• _Working data_
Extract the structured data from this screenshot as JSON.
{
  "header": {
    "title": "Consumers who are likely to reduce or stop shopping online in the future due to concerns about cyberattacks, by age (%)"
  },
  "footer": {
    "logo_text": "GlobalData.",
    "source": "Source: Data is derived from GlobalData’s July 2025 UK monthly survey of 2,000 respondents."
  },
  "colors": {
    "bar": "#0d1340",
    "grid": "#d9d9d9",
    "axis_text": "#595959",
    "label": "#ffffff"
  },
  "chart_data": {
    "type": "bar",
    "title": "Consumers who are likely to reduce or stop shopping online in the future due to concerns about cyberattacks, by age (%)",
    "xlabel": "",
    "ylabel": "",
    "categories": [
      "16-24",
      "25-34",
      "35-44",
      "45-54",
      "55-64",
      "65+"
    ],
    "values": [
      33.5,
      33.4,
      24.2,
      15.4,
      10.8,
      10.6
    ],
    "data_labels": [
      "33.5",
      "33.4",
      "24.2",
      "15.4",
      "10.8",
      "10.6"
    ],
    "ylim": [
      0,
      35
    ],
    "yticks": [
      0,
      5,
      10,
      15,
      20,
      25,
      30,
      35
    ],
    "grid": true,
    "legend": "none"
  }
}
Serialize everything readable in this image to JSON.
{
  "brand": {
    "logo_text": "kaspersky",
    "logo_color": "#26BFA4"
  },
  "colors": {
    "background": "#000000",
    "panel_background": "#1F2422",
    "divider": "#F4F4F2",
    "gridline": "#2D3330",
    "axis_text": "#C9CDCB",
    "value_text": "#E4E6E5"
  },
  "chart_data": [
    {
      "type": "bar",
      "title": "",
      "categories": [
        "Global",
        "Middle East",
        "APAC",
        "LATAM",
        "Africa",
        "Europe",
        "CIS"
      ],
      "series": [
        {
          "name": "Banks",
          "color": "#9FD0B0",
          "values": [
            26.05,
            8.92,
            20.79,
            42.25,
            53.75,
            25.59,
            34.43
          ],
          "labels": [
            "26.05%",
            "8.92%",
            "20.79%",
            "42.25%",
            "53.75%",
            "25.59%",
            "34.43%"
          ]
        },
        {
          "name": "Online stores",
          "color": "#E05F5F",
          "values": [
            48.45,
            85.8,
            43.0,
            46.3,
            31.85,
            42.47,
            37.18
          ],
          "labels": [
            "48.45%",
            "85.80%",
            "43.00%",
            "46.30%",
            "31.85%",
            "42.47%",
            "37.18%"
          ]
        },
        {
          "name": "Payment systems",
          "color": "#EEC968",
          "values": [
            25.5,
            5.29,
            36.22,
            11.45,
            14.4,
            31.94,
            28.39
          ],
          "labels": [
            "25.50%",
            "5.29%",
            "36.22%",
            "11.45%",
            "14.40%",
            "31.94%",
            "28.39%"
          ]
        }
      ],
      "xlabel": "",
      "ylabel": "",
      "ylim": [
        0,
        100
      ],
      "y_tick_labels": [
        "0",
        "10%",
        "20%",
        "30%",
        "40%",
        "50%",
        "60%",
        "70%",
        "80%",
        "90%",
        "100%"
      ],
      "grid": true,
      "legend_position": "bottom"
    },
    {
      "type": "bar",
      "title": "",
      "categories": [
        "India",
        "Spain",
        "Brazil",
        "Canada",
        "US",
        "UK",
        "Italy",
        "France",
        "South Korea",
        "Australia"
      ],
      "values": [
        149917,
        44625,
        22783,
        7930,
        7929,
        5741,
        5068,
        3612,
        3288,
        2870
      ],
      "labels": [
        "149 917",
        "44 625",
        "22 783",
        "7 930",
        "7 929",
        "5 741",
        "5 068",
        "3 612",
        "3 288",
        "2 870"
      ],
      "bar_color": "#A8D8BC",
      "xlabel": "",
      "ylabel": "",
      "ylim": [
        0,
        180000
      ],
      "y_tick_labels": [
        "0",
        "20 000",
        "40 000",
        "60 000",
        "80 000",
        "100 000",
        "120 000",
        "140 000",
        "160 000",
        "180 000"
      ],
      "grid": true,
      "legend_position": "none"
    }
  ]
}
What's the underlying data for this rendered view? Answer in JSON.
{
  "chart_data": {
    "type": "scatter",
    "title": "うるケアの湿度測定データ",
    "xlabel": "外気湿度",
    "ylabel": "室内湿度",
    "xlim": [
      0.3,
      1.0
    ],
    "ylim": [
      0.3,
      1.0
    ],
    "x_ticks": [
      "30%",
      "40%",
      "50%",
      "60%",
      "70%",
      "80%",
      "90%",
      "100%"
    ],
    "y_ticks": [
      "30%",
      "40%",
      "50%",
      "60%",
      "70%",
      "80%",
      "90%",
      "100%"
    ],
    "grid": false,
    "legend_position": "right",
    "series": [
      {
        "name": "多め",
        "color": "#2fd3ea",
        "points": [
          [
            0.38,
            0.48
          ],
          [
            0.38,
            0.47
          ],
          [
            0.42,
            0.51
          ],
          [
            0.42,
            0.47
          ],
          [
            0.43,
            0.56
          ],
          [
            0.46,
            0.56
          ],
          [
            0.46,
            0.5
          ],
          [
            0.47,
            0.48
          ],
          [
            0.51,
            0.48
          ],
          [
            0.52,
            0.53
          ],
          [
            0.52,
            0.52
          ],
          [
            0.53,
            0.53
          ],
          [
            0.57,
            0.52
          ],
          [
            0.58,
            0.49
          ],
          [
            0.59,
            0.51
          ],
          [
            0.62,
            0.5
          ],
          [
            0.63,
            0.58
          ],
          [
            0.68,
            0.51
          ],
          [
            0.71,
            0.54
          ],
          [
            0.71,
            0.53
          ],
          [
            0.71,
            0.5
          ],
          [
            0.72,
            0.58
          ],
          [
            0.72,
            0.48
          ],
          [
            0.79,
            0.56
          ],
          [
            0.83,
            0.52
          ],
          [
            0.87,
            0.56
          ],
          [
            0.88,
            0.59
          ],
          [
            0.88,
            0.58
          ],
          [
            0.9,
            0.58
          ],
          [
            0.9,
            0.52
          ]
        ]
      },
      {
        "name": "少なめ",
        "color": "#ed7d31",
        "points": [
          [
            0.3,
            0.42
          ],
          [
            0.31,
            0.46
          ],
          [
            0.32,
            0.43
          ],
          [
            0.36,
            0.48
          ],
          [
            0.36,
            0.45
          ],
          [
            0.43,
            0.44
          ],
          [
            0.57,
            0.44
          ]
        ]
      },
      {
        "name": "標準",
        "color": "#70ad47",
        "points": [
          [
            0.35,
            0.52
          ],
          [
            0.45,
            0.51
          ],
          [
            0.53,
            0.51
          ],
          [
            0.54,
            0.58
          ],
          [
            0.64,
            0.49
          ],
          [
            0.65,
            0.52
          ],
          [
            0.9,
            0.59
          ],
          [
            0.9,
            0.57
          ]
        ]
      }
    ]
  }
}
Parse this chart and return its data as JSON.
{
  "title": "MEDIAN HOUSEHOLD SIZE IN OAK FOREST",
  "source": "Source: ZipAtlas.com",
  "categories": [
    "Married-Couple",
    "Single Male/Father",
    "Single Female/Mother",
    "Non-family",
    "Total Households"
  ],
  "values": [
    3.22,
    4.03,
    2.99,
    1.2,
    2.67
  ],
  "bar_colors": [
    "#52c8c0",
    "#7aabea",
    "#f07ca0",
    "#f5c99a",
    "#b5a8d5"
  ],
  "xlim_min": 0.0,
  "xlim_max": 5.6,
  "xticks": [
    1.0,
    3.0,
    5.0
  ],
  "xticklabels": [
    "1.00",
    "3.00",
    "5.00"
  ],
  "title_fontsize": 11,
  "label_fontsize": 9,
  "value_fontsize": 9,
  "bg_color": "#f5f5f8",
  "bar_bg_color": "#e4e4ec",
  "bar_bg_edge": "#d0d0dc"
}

• _Directive_
Copy each line of the listing in which the word "likely" can be found.

• _Answer for this exercise_
    "title": "Consumers who are likely to reduce or stop shopping online in the future due to concerns about cyberattacks, by age (%)"
    "title": "Consumers who are likely to reduce or stop shopping online in the future due to concerns about cyberattacks, by age (%)",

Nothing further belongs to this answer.